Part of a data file

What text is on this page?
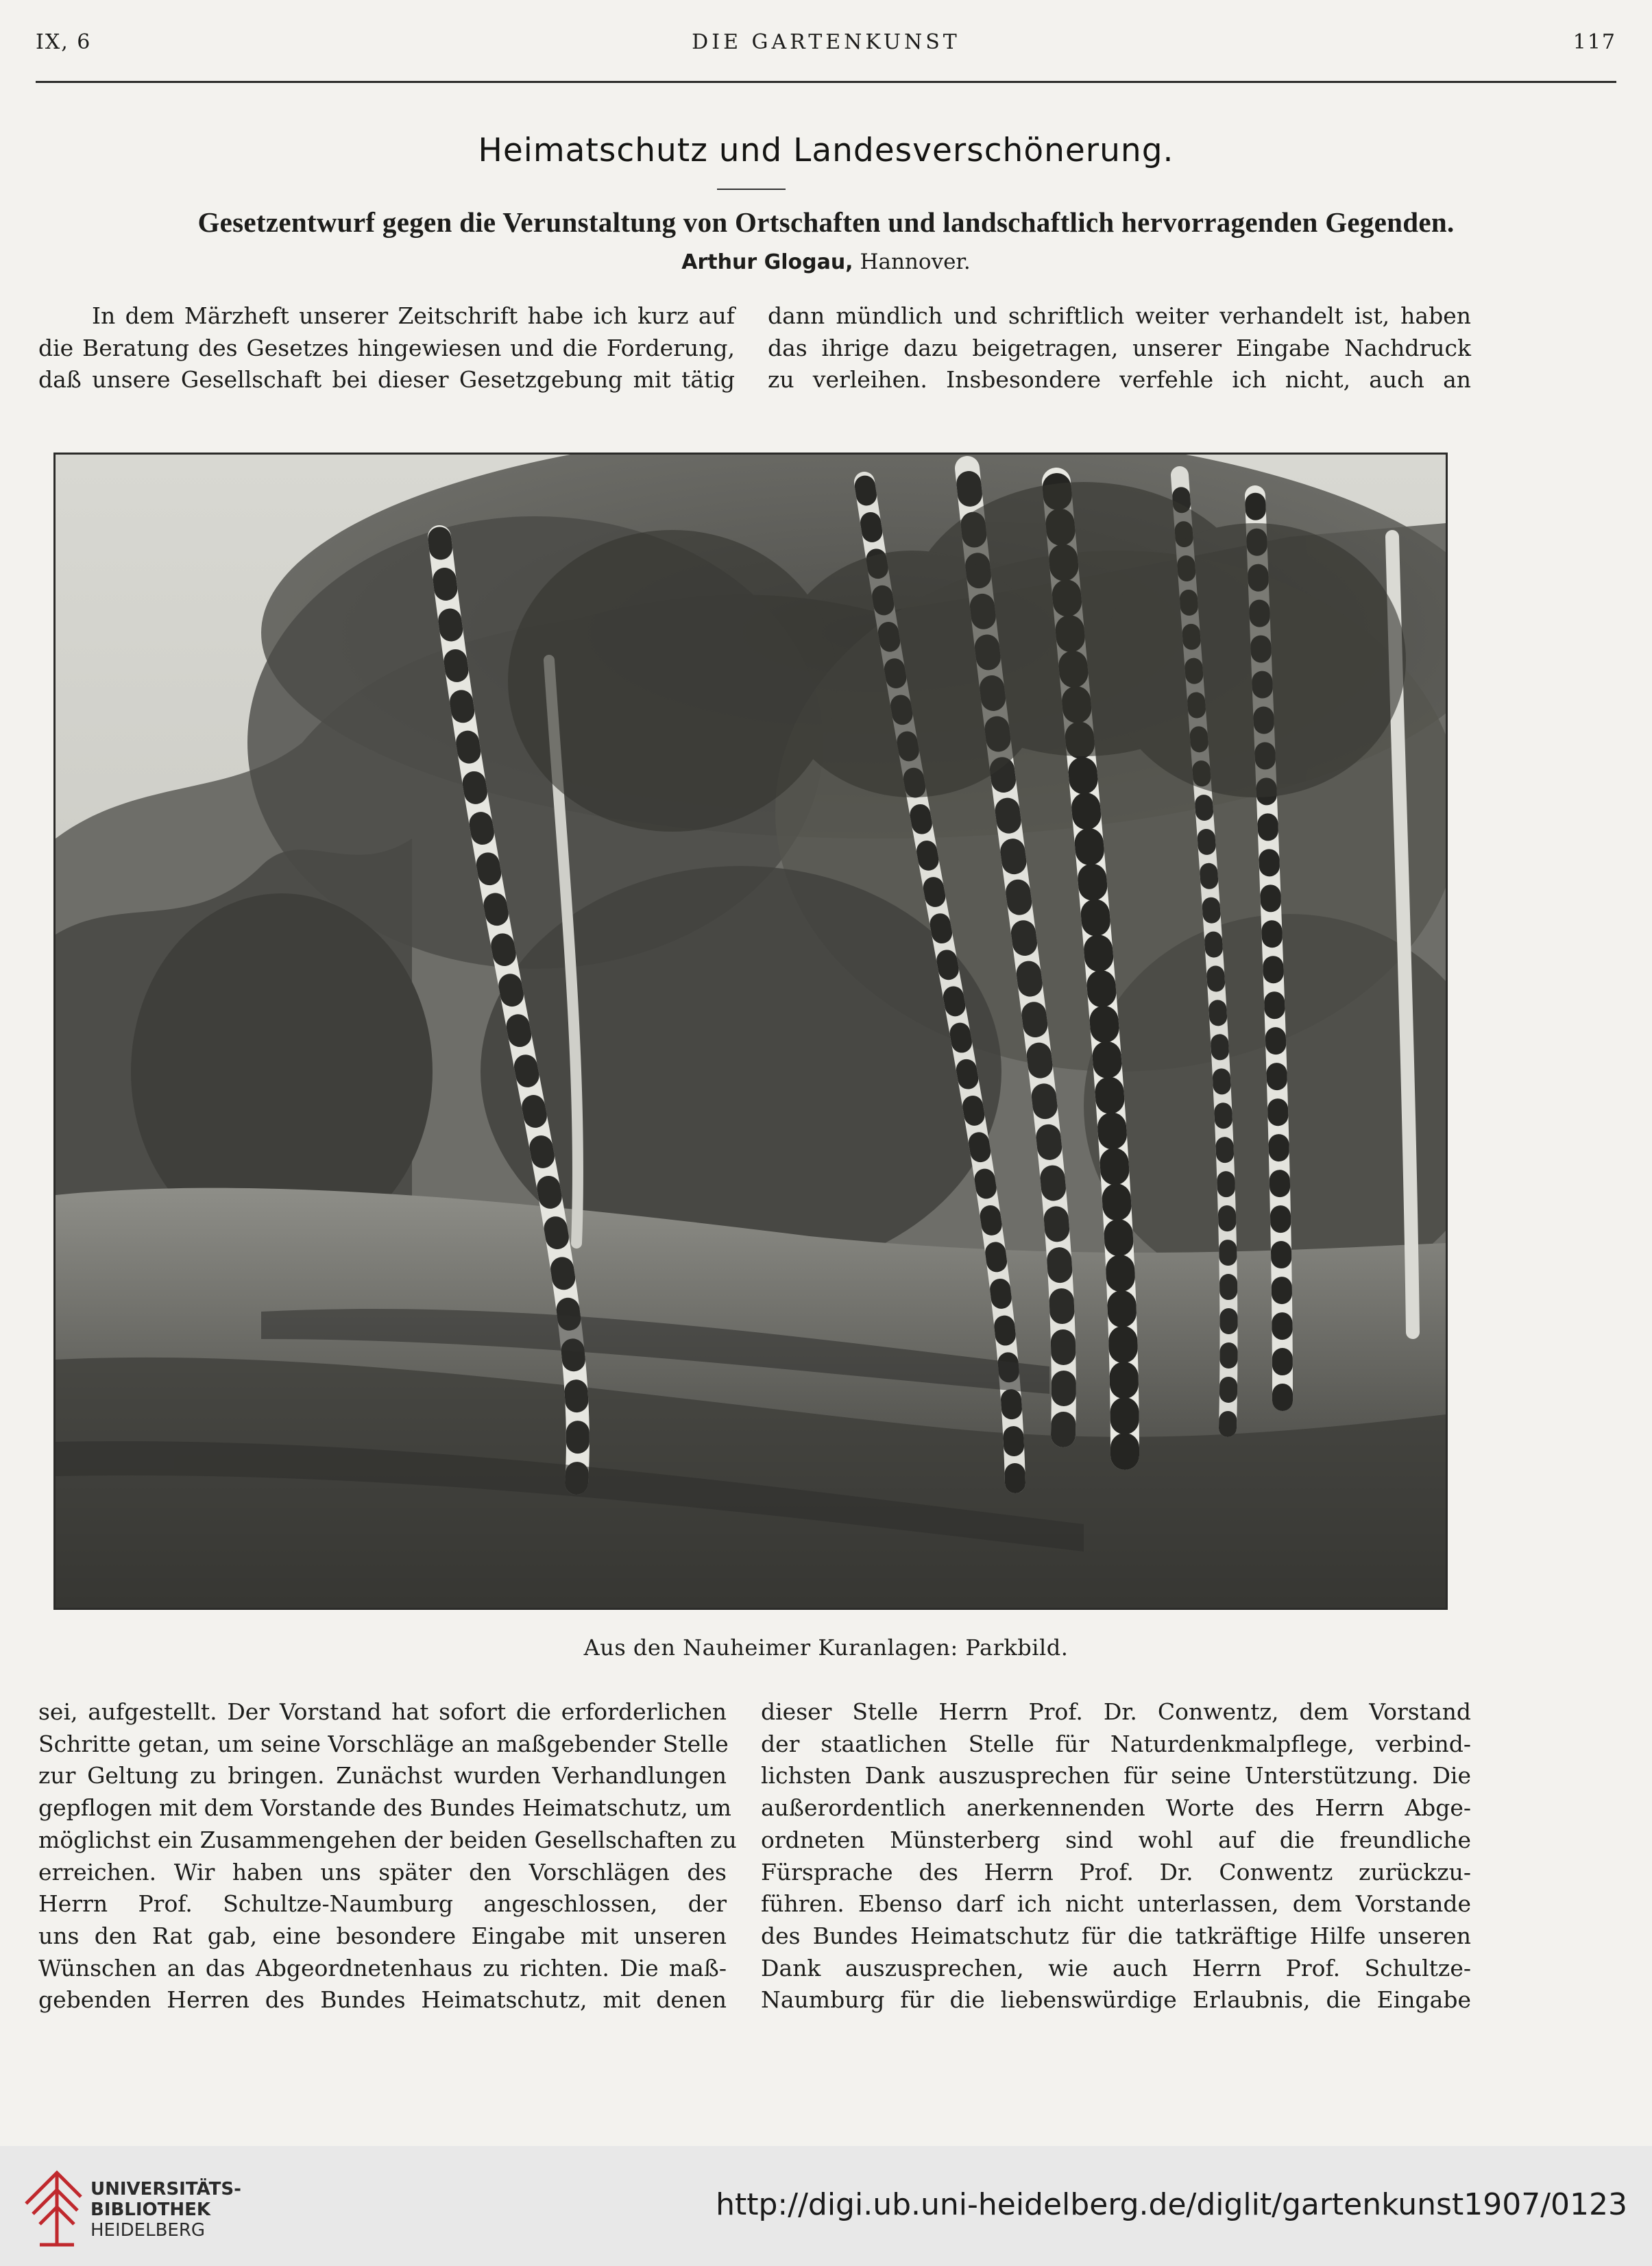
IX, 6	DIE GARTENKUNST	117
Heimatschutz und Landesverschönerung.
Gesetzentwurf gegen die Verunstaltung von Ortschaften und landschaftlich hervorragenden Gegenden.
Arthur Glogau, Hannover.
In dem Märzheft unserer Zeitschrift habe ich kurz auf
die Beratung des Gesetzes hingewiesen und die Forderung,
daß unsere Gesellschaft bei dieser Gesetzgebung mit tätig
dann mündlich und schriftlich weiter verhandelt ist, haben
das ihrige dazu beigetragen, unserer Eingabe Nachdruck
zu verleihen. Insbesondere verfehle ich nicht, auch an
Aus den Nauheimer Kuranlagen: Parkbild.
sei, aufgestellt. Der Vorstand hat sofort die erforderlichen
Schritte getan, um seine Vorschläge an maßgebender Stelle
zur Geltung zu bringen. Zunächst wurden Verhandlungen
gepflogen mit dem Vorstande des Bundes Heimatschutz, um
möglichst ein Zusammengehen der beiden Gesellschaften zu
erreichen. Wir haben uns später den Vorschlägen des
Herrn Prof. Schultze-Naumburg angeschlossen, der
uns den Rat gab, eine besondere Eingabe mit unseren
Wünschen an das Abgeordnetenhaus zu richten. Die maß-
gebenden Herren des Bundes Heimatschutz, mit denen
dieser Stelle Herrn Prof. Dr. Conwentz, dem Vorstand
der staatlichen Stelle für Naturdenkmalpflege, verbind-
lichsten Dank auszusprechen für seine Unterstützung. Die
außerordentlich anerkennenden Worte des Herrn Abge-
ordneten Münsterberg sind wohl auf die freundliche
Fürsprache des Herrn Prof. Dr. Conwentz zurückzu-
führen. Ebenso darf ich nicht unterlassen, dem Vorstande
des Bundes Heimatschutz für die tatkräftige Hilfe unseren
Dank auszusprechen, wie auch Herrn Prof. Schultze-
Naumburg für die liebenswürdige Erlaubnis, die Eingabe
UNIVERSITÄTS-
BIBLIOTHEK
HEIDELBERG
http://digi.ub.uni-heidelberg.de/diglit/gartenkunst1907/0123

## DIRECTIONS FOR THIS TASK
Without the pictures, return all the records precisely as they stand.

## ANSWER TO THE EXERCISE
What text is on this page?
IX, 6	DIE GARTENKUNST	117
Heimatschutz und Landesverschönerung.
Gesetzentwurf gegen die Verunstaltung von Ortschaften und landschaftlich hervorragenden Gegenden.
Arthur Glogau, Hannover.
In dem Märzheft unserer Zeitschrift habe ich kurz auf
die Beratung des Gesetzes hingewiesen und die Forderung,
daß unsere Gesellschaft bei dieser Gesetzgebung mit tätig
dann mündlich und schriftlich weiter verhandelt ist, haben
das ihrige dazu beigetragen, unserer Eingabe Nachdruck
zu verleihen. Insbesondere verfehle ich nicht, auch an
Aus den Nauheimer Kuranlagen: Parkbild.
sei, aufgestellt. Der Vorstand hat sofort die erforderlichen
Schritte getan, um seine Vorschläge an maßgebender Stelle
zur Geltung zu bringen. Zunächst wurden Verhandlungen
gepflogen mit dem Vorstande des Bundes Heimatschutz, um
möglichst ein Zusammengehen der beiden Gesellschaften zu
erreichen. Wir haben uns später den Vorschlägen des
Herrn Prof. Schultze-Naumburg angeschlossen, der
uns den Rat gab, eine besondere Eingabe mit unseren
Wünschen an das Abgeordnetenhaus zu richten. Die maß-
gebenden Herren des Bundes Heimatschutz, mit denen
dieser Stelle Herrn Prof. Dr. Conwentz, dem Vorstand
der staatlichen Stelle für Naturdenkmalpflege, verbind-
lichsten Dank auszusprechen für seine Unterstützung. Die
außerordentlich anerkennenden Worte des Herrn Abge-
ordneten Münsterberg sind wohl auf die freundliche
Fürsprache des Herrn Prof. Dr. Conwentz zurückzu-
führen. Ebenso darf ich nicht unterlassen, dem Vorstande
des Bundes Heimatschutz für die tatkräftige Hilfe unseren
Dank auszusprechen, wie auch Herrn Prof. Schultze-
Naumburg für die liebenswürdige Erlaubnis, die Eingabe
UNIVERSITÄTS-
BIBLIOTHEK
HEIDELBERG
http://digi.ub.uni-heidelberg.de/diglit/gartenkunst1907/0123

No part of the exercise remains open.